= Task goal =
Copy out every line exactly, passing over the pictures.
## Start Records provided
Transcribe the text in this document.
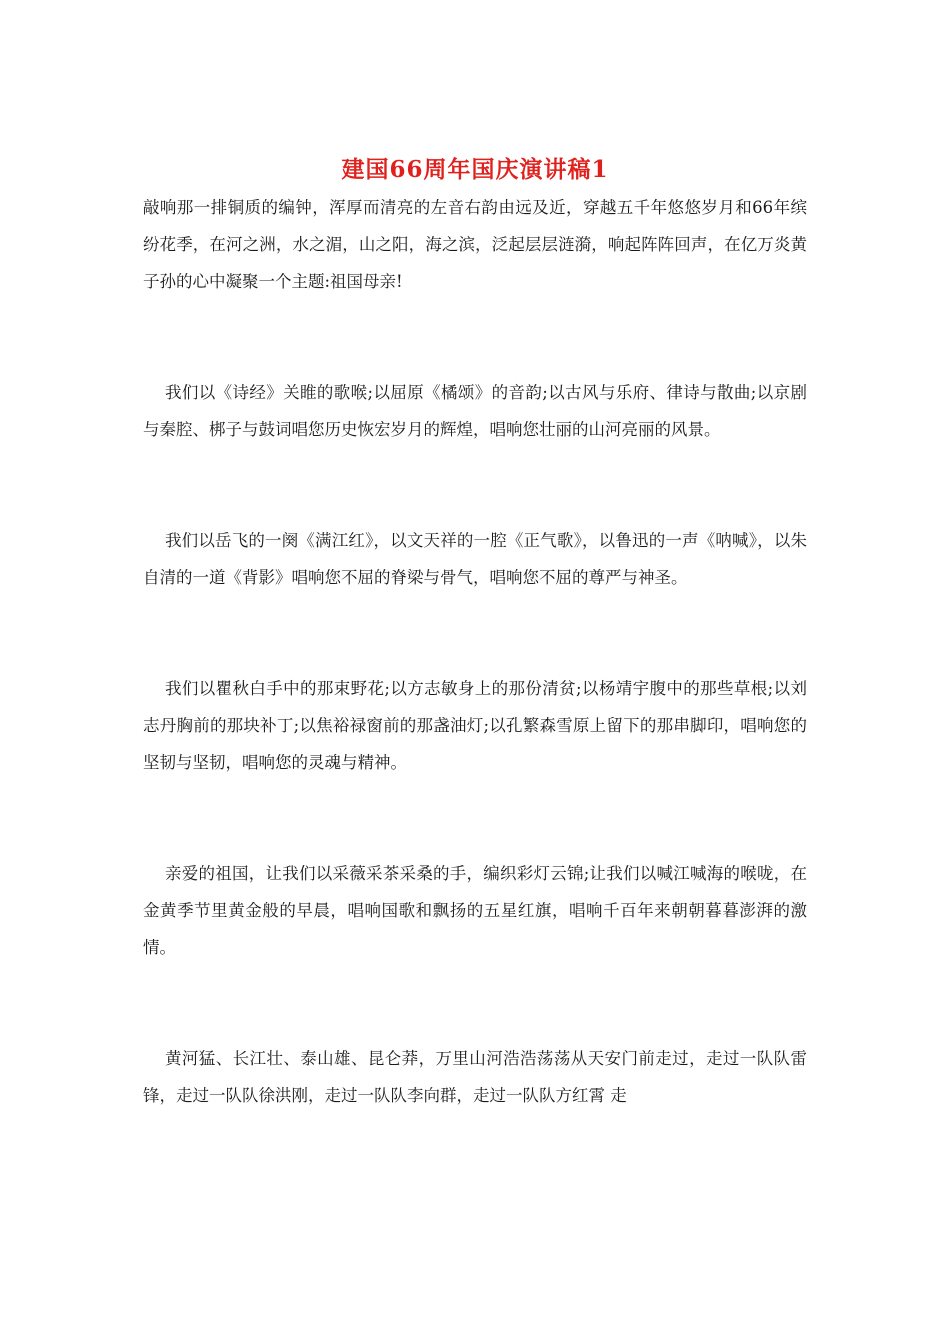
建国66周年国庆演讲稿1

敲响那一排铜质的编钟，浑厚而清亮的左音右韵由远及近，穿越五千年悠悠岁月和66年缤纷花季，在河之洲，水之湄，山之阳，海之滨，泛起层层涟漪，响起阵阵回声，在亿万炎黄子孙的心中凝聚一个主题:祖国母亲!

我们以《诗经》关睢的歌喉;以屈原《橘颂》的音韵;以古风与乐府、律诗与散曲;以京剧与秦腔、梆子与鼓词唱您历史恢宏岁月的辉煌，唱响您壮丽的山河亮丽的风景。

我们以岳飞的一阕《满江红》，以文天祥的一腔《正气歌》，以鲁迅的一声《呐喊》，以朱自清的一道《背影》唱响您不屈的脊梁与骨气，唱响您不屈的尊严与神圣。

我们以瞿秋白手中的那束野花;以方志敏身上的那份清贫;以杨靖宇腹中的那些草根;以刘志丹胸前的那块补丁;以焦裕禄窗前的那盏油灯;以孔繁森雪原上留下的那串脚印，唱响您的坚韧与坚韧，唱响您的灵魂与精神。

亲爱的祖国，让我们以采薇采茶采桑的手，编织彩灯云锦;让我们以喊江喊海的喉咙，在金黄季节里黄金般的早晨，唱响国歌和飘扬的五星红旗，唱响千百年来朝朝暮暮澎湃的激情。

黄河猛、长江壮、泰山雄、昆仑莽，万里山河浩浩荡荡从天安门前走过，走过一队队雷锋，走过一队队徐洪刚，走过一队队李向群，走过一队队方红霄 走
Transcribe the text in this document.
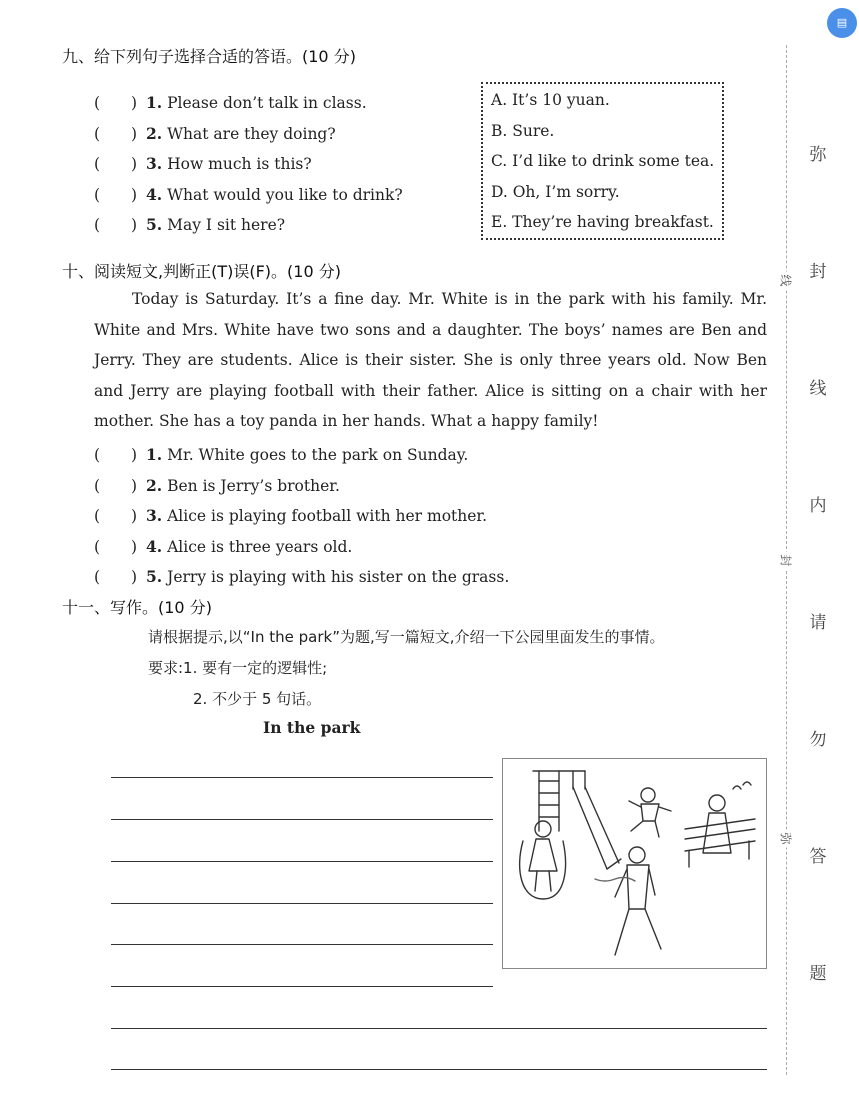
▤
九、给下列句子选择合适的答语。(10 分)
(　　) 1. Please don’t talk in class.
(　　) 2. What are they doing?
(　　) 3. How much is this?
(　　) 4. What would you like to drink?
(　　) 5. May I sit here?
A. It’s 10 yuan.
B. Sure.
C. I’d like to drink some tea.
D. Oh, I’m sorry.
E. They’re having breakfast.
十、阅读短文,判断正(T)误(F)。(10 分)

Today is Saturday. It’s a fine day. Mr. White is in the park with his family. Mr. White and Mrs. White have two sons and a daughter. The boys’ names are Ben and Jerry. They are students. Alice is their sister. She is only three years old. Now Ben and Jerry are playing football with their father. Alice is sitting on a chair with her mother. She has a toy panda in her hands. What a happy family!

(　　) 1. Mr. White goes to the park on Sunday.
(　　) 2. Ben is Jerry’s brother.
(　　) 3. Alice is playing football with her mother.
(　　) 4. Alice is three years old.
(　　) 5. Jerry is playing with his sister on the grass.
十一、写作。(10 分)
请根据提示,以“In the park”为题,写一篇短文,介绍一下公园里面发生的事情。
要求:1. 要有一定的逻辑性;
2. 不少于 5 句话。
In the park
线
封
弥
弥
封
线
内
请
勿
答
题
## End Records provided
= Response to the task =
Transcribe the text in this document.
建国66周年国庆演讲稿1

敲响那一排铜质的编钟，浑厚而清亮的左音右韵由远及近，穿越五千年悠悠岁月和66年缤纷花季，在河之洲，水之湄，山之阳，海之滨，泛起层层涟漪，响起阵阵回声，在亿万炎黄子孙的心中凝聚一个主题:祖国母亲!

我们以《诗经》关睢的歌喉;以屈原《橘颂》的音韵;以古风与乐府、律诗与散曲;以京剧与秦腔、梆子与鼓词唱您历史恢宏岁月的辉煌，唱响您壮丽的山河亮丽的风景。

我们以岳飞的一阕《满江红》，以文天祥的一腔《正气歌》，以鲁迅的一声《呐喊》，以朱自清的一道《背影》唱响您不屈的脊梁与骨气，唱响您不屈的尊严与神圣。

我们以瞿秋白手中的那束野花;以方志敏身上的那份清贫;以杨靖宇腹中的那些草根;以刘志丹胸前的那块补丁;以焦裕禄窗前的那盏油灯;以孔繁森雪原上留下的那串脚印，唱响您的坚韧与坚韧，唱响您的灵魂与精神。

亲爱的祖国，让我们以采薇采茶采桑的手，编织彩灯云锦;让我们以喊江喊海的喉咙，在金黄季节里黄金般的早晨，唱响国歌和飘扬的五星红旗，唱响千百年来朝朝暮暮澎湃的激情。

黄河猛、长江壮、泰山雄、昆仑莽，万里山河浩浩荡荡从天安门前走过，走过一队队雷锋，走过一队队徐洪刚，走过一队队李向群，走过一队队方红霄 走
Transcribe the text in this document.
▤
九、给下列句子选择合适的答语。(10 分)
(　　) 1. Please don’t talk in class.
(　　) 2. What are they doing?
(　　) 3. How much is this?
(　　) 4. What would you like to drink?
(　　) 5. May I sit here?
A. It’s 10 yuan.
B. Sure.
C. I’d like to drink some tea.
D. Oh, I’m sorry.
E. They’re having breakfast.
十、阅读短文,判断正(T)误(F)。(10 分)

Today is Saturday. It’s a fine day. Mr. White is in the park with his family. Mr. White and Mrs. White have two sons and a daughter. The boys’ names are Ben and Jerry. They are students. Alice is their sister. She is only three years old. Now Ben and Jerry are playing football with their father. Alice is sitting on a chair with her mother. She has a toy panda in her hands. What a happy family!

(　　) 1. Mr. White goes to the park on Sunday.
(　　) 2. Ben is Jerry’s brother.
(　　) 3. Alice is playing football with her mother.
(　　) 4. Alice is three years old.
(　　) 5. Jerry is playing with his sister on the grass.
十一、写作。(10 分)
请根据提示,以“In the park”为题,写一篇短文,介绍一下公园里面发生的事情。
要求:1. 要有一定的逻辑性;
2. 不少于 5 句话。
In the park
线
封
弥
弥
封
线
内
请
勿
答
题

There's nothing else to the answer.